#### Task requirements:
Transcribe each of the following items verbatim, line by line, and leave the pictures out of your output.

#### Input rows:
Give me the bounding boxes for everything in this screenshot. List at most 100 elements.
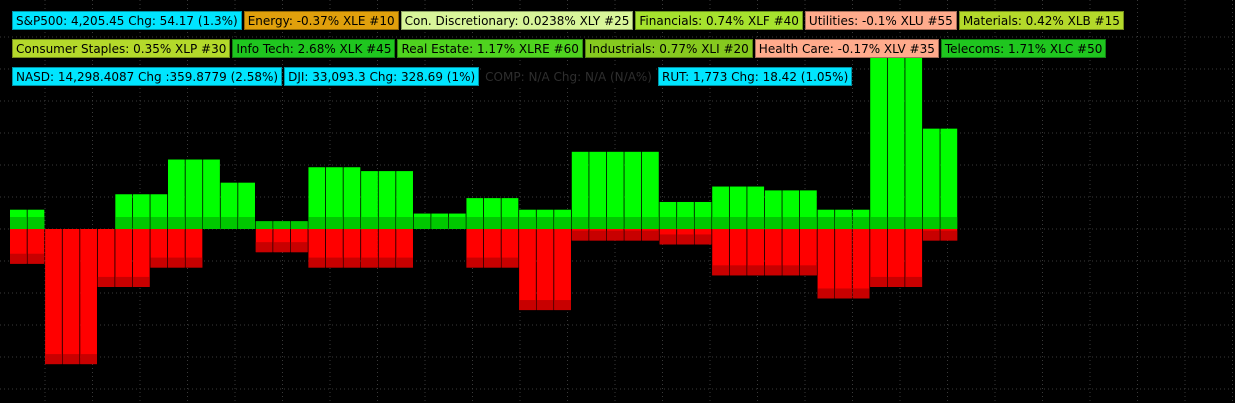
bar-negative-5 (97, 229, 115, 287)
sector-label-consumer-staples: Consumer Staples: 0.35% XLP #30 (12, 39, 231, 58)
bar-positive-base-17 (308, 217, 326, 229)
sector-label-telecoms: Telecoms: 1.71% XLC #50 (940, 39, 1107, 58)
bar-negative-41 (729, 229, 747, 276)
bar-negative-49 (870, 229, 887, 287)
bar-negative-tail-19 (343, 257, 361, 268)
bar-negative-7 (132, 229, 150, 287)
bar-negative-tail-6 (115, 276, 133, 287)
bar-negative-tail-50 (887, 276, 905, 287)
bar-negative-tail-48 (852, 288, 870, 299)
bar-positive-base-35 (624, 217, 642, 229)
bar-negative-tail-46 (817, 288, 835, 299)
bar-negative-tail-47 (835, 288, 852, 299)
bar-positive-base-33 (589, 217, 607, 229)
bar-positive-base-48 (852, 217, 870, 229)
bar-positive-base-12 (220, 217, 238, 229)
bar-positive-50 (887, 39, 905, 229)
bar-negative-tail-37 (659, 234, 677, 245)
bar-positive-base-8 (150, 217, 168, 229)
bar-negative-tail-4 (80, 354, 97, 365)
bar-negative-2 (45, 229, 62, 365)
index-label-dji: DJI: 33,093.3 Chg: 328.69 (1%) (284, 67, 480, 86)
bar-negative-tail-5 (97, 276, 115, 287)
bar-negative-43 (764, 229, 782, 276)
bar-positive-base-50 (887, 217, 905, 229)
sector-label-financials: Financials: 0.74% XLF #40 (635, 11, 803, 30)
sector-label-info-tech: Info Tech: 2.68% XLK #45 (232, 39, 396, 58)
label-row-2: Consumer Staples: 0.35% XLP #30 Info Tec… (12, 39, 1107, 58)
bar-positive-base-45 (800, 217, 817, 229)
bar-positive-base-40 (712, 217, 729, 229)
bar-positive-base-44 (782, 217, 800, 229)
bar-negative-tail-31 (554, 300, 571, 311)
bar-negative-tail-16 (290, 242, 308, 253)
bar-positive-base-24 (431, 217, 449, 229)
sector-label-real-estate: Real Estate: 1.17% XLRE #60 (397, 39, 583, 58)
bar-positive-base-13 (238, 217, 255, 229)
bar-positive-base-38 (677, 217, 694, 229)
bar-negative-tail-45 (800, 265, 817, 276)
bar-negative-tail-10 (185, 257, 203, 268)
bar-negative-tail-3 (62, 354, 80, 365)
bar-positive-base-51 (905, 217, 923, 229)
bar-negative-tail-38 (677, 234, 694, 245)
bar-positive-9 (168, 159, 185, 229)
bar-positive-base-10 (185, 217, 203, 229)
index-label-rut: RUT: 1,773 Chg: 18.42 (1.05%) (657, 67, 853, 86)
bar-positive-base-16 (290, 221, 308, 229)
bar-negative-tail-26 (466, 257, 484, 268)
bar-positive-53 (940, 128, 958, 229)
bar-positive-base-31 (554, 217, 571, 229)
chart-bars (10, 39, 958, 365)
bar-negative-tail-20 (361, 257, 378, 268)
bar-positive-base-25 (448, 217, 466, 229)
bar-negative-tail-33 (589, 230, 607, 241)
bar-positive-22 (396, 171, 413, 229)
bar-positive-base-20 (361, 217, 378, 229)
bar-positive-10 (185, 159, 203, 229)
bar-negative-tail-52 (922, 230, 940, 241)
bar-negative-tail-28 (501, 257, 519, 268)
bar-negative-50 (887, 229, 905, 287)
bar-negative-46 (817, 229, 835, 299)
bar-negative-51 (905, 229, 923, 287)
bar-positive-base-29 (519, 217, 536, 229)
bar-positive-base-41 (729, 217, 747, 229)
bar-negative-tail-15 (273, 242, 291, 253)
bar-positive-base-43 (764, 217, 782, 229)
bar-negative-tail-29 (519, 300, 536, 311)
bar-positive-base-34 (606, 217, 624, 229)
bar-positive-34 (606, 151, 624, 229)
bar-negative-tail-34 (606, 230, 624, 241)
bar-negative-tail-32 (571, 230, 589, 241)
bar-negative-tail-39 (694, 234, 712, 245)
bar-positive-18 (326, 167, 343, 229)
sector-label-consumer-discretionary: Con. Discretionary: 0.0238% XLY #25 (400, 11, 634, 30)
bar-negative-tail-53 (940, 230, 958, 241)
bar-positive-base-0 (10, 217, 27, 229)
bar-negative-tail-22 (396, 257, 413, 268)
bar-positive-base-11 (203, 217, 220, 229)
bar-positive-base-42 (747, 217, 765, 229)
bar-negative-tail-51 (905, 276, 923, 287)
bar-positive-base-28 (501, 217, 519, 229)
bar-positive-11 (203, 159, 220, 229)
bar-positive-19 (343, 167, 361, 229)
bar-negative-tail-30 (536, 300, 554, 311)
sector-label-utilities: Utilities: -0.1% XLU #55 (804, 11, 957, 30)
bar-positive-36 (642, 151, 659, 229)
bar-positive-base-26 (466, 217, 484, 229)
bar-positive-33 (589, 151, 607, 229)
bar-negative-tail-35 (624, 230, 642, 241)
bar-negative-40 (712, 229, 729, 276)
bar-negative-48 (852, 229, 870, 299)
bar-positive-21 (378, 171, 396, 229)
bar-positive-base-39 (694, 217, 712, 229)
label-row-1: S&P500: 4,205.45 Chg: 54.17 (1.3%) Energ… (12, 11, 1124, 30)
bar-positive-20 (361, 171, 378, 229)
bar-negative-44 (782, 229, 800, 276)
bar-negative-tail-7 (132, 276, 150, 287)
bar-negative-tail-18 (326, 257, 343, 268)
index-label-comp: COMP: N/A Chg: N/A (N/A%) (481, 67, 656, 86)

#### Exercise solution:
Give me the bounding boxes for everything in this screenshot. List at most 100 elements.
bar-negative-5 (97, 229, 115, 287)
sector-label-consumer-staples: Consumer Staples: 0.35% XLP #30 (12, 39, 231, 58)
bar-positive-base-17 (308, 217, 326, 229)
sector-label-telecoms: Telecoms: 1.71% XLC #50 (940, 39, 1107, 58)
bar-negative-41 (729, 229, 747, 276)
bar-negative-49 (870, 229, 887, 287)
bar-negative-tail-19 (343, 257, 361, 268)
bar-negative-7 (132, 229, 150, 287)
bar-negative-tail-6 (115, 276, 133, 287)
bar-negative-tail-50 (887, 276, 905, 287)
bar-negative-tail-48 (852, 288, 870, 299)
bar-positive-base-35 (624, 217, 642, 229)
bar-negative-tail-46 (817, 288, 835, 299)
bar-negative-tail-47 (835, 288, 852, 299)
bar-positive-base-33 (589, 217, 607, 229)
bar-positive-base-48 (852, 217, 870, 229)
bar-positive-base-12 (220, 217, 238, 229)
bar-positive-50 (887, 39, 905, 229)
bar-negative-tail-37 (659, 234, 677, 245)
bar-positive-base-8 (150, 217, 168, 229)
bar-negative-tail-4 (80, 354, 97, 365)
bar-negative-2 (45, 229, 62, 365)
index-label-dji: DJI: 33,093.3 Chg: 328.69 (1%) (284, 67, 480, 86)
bar-negative-tail-5 (97, 276, 115, 287)
bar-negative-43 (764, 229, 782, 276)
bar-positive-base-50 (887, 217, 905, 229)
sector-label-financials: Financials: 0.74% XLF #40 (635, 11, 803, 30)
sector-label-info-tech: Info Tech: 2.68% XLK #45 (232, 39, 396, 58)
label-row-2: Consumer Staples: 0.35% XLP #30 Info Tec… (12, 39, 1107, 58)
bar-positive-base-45 (800, 217, 817, 229)
bar-positive-base-40 (712, 217, 729, 229)
bar-positive-base-44 (782, 217, 800, 229)
bar-negative-tail-31 (554, 300, 571, 311)
bar-negative-tail-16 (290, 242, 308, 253)
bar-positive-base-24 (431, 217, 449, 229)
sector-label-real-estate: Real Estate: 1.17% XLRE #60 (397, 39, 583, 58)
bar-positive-base-13 (238, 217, 255, 229)
bar-positive-base-38 (677, 217, 694, 229)
bar-negative-tail-45 (800, 265, 817, 276)
bar-negative-tail-10 (185, 257, 203, 268)
bar-negative-tail-3 (62, 354, 80, 365)
bar-positive-base-51 (905, 217, 923, 229)
bar-negative-tail-38 (677, 234, 694, 245)
bar-positive-9 (168, 159, 185, 229)
bar-positive-base-10 (185, 217, 203, 229)
index-label-rut: RUT: 1,773 Chg: 18.42 (1.05%) (657, 67, 853, 86)
bar-positive-base-16 (290, 221, 308, 229)
bar-negative-tail-26 (466, 257, 484, 268)
bar-positive-53 (940, 128, 958, 229)
bar-positive-base-31 (554, 217, 571, 229)
chart-bars (10, 39, 958, 365)
bar-negative-tail-20 (361, 257, 378, 268)
bar-positive-base-25 (448, 217, 466, 229)
bar-negative-tail-33 (589, 230, 607, 241)
bar-positive-22 (396, 171, 413, 229)
bar-positive-base-20 (361, 217, 378, 229)
bar-positive-10 (185, 159, 203, 229)
bar-negative-tail-52 (922, 230, 940, 241)
bar-negative-tail-28 (501, 257, 519, 268)
bar-negative-50 (887, 229, 905, 287)
bar-negative-46 (817, 229, 835, 299)
bar-negative-51 (905, 229, 923, 287)
bar-positive-base-29 (519, 217, 536, 229)
bar-positive-base-41 (729, 217, 747, 229)
bar-negative-tail-15 (273, 242, 291, 253)
bar-positive-base-43 (764, 217, 782, 229)
bar-negative-tail-29 (519, 300, 536, 311)
bar-positive-base-34 (606, 217, 624, 229)
bar-positive-34 (606, 151, 624, 229)
bar-negative-tail-34 (606, 230, 624, 241)
bar-negative-tail-32 (571, 230, 589, 241)
bar-negative-tail-39 (694, 234, 712, 245)
bar-positive-18 (326, 167, 343, 229)
sector-label-consumer-discretionary: Con. Discretionary: 0.0238% XLY #25 (400, 11, 634, 30)
bar-negative-tail-53 (940, 230, 958, 241)
bar-positive-base-0 (10, 217, 27, 229)
bar-negative-tail-22 (396, 257, 413, 268)
bar-positive-base-11 (203, 217, 220, 229)
bar-positive-base-42 (747, 217, 765, 229)
bar-negative-tail-51 (905, 276, 923, 287)
bar-positive-base-28 (501, 217, 519, 229)
bar-positive-11 (203, 159, 220, 229)
bar-positive-19 (343, 167, 361, 229)
bar-negative-tail-30 (536, 300, 554, 311)
sector-label-utilities: Utilities: -0.1% XLU #55 (804, 11, 957, 30)
bar-positive-36 (642, 151, 659, 229)
bar-positive-base-26 (466, 217, 484, 229)
bar-positive-33 (589, 151, 607, 229)
bar-negative-tail-35 (624, 230, 642, 241)
bar-negative-40 (712, 229, 729, 276)
bar-negative-48 (852, 229, 870, 299)
bar-positive-21 (378, 171, 396, 229)
bar-positive-base-39 (694, 217, 712, 229)
label-row-1: S&P500: 4,205.45 Chg: 54.17 (1.3%) Energ… (12, 11, 1124, 30)
bar-positive-20 (361, 171, 378, 229)
bar-negative-44 (782, 229, 800, 276)
bar-negative-tail-7 (132, 276, 150, 287)
bar-negative-tail-18 (326, 257, 343, 268)
index-label-comp: COMP: N/A Chg: N/A (N/A%) (481, 67, 656, 86)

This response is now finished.